RECORDED DATA

►

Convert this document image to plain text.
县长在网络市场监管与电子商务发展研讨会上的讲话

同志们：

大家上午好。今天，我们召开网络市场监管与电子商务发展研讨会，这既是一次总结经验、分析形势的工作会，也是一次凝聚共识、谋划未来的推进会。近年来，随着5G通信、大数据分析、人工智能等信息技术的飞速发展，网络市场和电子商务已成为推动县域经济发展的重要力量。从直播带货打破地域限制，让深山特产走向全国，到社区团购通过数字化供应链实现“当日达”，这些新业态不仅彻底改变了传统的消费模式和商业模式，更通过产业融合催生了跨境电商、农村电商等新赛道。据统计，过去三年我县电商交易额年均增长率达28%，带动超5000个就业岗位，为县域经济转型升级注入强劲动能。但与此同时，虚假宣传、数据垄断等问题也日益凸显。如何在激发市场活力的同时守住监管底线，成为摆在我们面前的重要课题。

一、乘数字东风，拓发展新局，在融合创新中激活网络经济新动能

◄

The full set of records should be duplicated exactly.

SOLUTION
Convert this document image to plain text.
县长在网络市场监管与电子商务发展研讨会上的讲话

同志们：

大家上午好。今天，我们召开网络市场监管与电子商务发展研讨会，这既是一次总结经验、分析形势的工作会，也是一次凝聚共识、谋划未来的推进会。近年来，随着5G通信、大数据分析、人工智能等信息技术的飞速发展，网络市场和电子商务已成为推动县域经济发展的重要力量。从直播带货打破地域限制，让深山特产走向全国，到社区团购通过数字化供应链实现“当日达”，这些新业态不仅彻底改变了传统的消费模式和商业模式，更通过产业融合催生了跨境电商、农村电商等新赛道。据统计，过去三年我县电商交易额年均增长率达28%，带动超5000个就业岗位，为县域经济转型升级注入强劲动能。但与此同时，虚假宣传、数据垄断等问题也日益凸显。如何在激发市场活力的同时守住监管底线，成为摆在我们面前的重要课题。

一、乘数字东风，拓发展新局，在融合创新中激活网络经济新动能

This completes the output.